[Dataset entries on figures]
*** Begin section ***

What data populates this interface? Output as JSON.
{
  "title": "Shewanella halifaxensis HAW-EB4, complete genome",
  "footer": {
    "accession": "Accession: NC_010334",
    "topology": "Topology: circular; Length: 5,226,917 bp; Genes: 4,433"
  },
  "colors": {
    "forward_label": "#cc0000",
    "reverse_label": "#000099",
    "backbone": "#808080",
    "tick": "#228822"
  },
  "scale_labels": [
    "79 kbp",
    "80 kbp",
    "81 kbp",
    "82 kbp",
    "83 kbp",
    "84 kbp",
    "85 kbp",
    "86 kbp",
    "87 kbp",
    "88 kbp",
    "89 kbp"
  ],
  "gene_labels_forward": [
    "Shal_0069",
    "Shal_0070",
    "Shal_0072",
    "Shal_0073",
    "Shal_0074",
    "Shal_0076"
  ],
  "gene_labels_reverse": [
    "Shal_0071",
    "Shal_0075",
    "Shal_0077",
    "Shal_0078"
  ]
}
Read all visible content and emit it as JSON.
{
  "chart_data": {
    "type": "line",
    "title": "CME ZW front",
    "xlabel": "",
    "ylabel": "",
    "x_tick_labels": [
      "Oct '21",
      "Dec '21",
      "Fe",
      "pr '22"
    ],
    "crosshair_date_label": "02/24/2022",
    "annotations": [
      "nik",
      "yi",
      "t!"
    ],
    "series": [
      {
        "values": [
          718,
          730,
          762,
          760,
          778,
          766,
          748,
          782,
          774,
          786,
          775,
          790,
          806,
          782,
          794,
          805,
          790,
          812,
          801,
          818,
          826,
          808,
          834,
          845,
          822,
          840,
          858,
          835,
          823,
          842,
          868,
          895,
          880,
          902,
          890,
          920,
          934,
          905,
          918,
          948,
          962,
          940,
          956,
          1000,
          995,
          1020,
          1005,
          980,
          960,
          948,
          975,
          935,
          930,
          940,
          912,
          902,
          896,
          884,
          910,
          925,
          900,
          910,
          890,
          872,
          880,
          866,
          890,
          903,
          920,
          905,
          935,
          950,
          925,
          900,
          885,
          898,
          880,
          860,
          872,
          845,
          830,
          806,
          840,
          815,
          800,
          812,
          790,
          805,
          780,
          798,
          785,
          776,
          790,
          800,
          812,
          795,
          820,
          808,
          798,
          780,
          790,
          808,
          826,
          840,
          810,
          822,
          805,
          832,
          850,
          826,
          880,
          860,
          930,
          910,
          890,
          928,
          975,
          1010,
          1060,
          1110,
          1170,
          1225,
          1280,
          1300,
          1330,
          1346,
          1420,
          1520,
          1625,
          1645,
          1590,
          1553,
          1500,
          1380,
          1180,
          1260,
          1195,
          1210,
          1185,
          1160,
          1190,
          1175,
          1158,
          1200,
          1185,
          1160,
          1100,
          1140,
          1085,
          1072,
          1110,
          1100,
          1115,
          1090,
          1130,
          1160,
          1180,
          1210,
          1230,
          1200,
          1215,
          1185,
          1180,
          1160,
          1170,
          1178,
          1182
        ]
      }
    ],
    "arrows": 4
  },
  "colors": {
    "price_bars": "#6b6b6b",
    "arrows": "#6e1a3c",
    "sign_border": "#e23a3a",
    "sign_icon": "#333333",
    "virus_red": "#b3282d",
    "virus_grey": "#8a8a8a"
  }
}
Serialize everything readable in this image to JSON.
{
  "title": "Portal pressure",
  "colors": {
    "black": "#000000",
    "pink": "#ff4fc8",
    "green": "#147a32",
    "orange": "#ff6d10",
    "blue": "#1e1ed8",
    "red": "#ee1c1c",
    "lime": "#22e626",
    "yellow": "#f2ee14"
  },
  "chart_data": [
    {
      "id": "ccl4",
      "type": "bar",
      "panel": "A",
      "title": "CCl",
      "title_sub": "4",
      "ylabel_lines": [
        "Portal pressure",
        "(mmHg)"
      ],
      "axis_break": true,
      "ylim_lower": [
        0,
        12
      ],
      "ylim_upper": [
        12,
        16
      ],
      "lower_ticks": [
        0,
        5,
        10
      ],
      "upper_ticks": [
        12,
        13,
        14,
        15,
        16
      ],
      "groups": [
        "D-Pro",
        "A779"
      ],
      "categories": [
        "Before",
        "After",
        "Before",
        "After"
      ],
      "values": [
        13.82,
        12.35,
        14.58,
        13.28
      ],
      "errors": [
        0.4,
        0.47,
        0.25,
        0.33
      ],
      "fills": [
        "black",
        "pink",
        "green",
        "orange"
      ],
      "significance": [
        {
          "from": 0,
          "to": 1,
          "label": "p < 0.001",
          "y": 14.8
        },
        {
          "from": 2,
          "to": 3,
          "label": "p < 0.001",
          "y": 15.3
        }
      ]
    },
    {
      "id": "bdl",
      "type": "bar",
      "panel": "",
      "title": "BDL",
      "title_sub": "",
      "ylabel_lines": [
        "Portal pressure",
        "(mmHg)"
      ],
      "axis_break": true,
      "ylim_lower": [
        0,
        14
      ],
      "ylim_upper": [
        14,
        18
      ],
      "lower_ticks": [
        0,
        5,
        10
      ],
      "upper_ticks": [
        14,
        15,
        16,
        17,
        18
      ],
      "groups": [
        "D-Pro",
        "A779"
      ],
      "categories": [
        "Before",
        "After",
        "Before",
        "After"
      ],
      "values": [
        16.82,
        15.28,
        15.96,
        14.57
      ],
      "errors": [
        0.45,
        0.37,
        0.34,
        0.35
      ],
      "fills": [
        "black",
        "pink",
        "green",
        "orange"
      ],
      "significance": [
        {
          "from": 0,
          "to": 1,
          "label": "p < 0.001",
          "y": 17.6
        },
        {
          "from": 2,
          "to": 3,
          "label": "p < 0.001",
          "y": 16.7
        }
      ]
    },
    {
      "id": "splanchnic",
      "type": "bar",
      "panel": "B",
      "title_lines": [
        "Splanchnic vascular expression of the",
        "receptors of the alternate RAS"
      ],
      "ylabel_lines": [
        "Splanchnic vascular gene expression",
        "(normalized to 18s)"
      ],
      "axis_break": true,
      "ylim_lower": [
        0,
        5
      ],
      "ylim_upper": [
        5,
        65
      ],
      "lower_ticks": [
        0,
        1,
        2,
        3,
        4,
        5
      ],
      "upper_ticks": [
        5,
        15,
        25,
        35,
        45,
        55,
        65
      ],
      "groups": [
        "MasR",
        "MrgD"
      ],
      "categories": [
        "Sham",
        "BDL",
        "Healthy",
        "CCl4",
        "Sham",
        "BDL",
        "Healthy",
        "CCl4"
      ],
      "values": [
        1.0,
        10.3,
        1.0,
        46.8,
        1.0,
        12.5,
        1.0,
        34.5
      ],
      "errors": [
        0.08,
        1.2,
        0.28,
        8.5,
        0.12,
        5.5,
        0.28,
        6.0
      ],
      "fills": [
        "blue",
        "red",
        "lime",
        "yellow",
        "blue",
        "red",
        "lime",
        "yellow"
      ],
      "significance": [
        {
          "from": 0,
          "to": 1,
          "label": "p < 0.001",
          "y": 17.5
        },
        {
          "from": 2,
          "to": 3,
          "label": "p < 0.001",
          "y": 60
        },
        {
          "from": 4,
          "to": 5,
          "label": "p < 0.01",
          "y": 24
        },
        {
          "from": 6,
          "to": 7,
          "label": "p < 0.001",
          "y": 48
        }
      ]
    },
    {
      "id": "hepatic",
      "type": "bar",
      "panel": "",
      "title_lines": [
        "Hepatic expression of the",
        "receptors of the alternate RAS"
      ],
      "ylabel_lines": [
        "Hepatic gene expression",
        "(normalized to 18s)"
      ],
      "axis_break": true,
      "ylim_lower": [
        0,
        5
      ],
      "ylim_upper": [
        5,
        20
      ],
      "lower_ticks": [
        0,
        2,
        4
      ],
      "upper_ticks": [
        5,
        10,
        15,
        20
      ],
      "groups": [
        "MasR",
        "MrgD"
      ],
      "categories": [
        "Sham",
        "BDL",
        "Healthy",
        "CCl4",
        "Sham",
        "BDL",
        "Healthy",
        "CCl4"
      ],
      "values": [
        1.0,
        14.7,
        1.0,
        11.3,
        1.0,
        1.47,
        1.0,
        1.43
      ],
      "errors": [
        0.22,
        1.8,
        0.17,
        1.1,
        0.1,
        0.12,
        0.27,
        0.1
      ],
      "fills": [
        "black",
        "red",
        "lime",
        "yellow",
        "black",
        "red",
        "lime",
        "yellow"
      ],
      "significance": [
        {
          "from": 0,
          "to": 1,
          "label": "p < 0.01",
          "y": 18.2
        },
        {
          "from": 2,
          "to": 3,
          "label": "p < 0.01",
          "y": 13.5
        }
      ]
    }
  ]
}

*** End section ***

TASK REQUIREMENTS: Read the entries and select each line where the word "vascular" is found.

SOLUTION BELOW:
        "Splanchnic vascular expression of the",
        "Splanchnic vascular gene expression",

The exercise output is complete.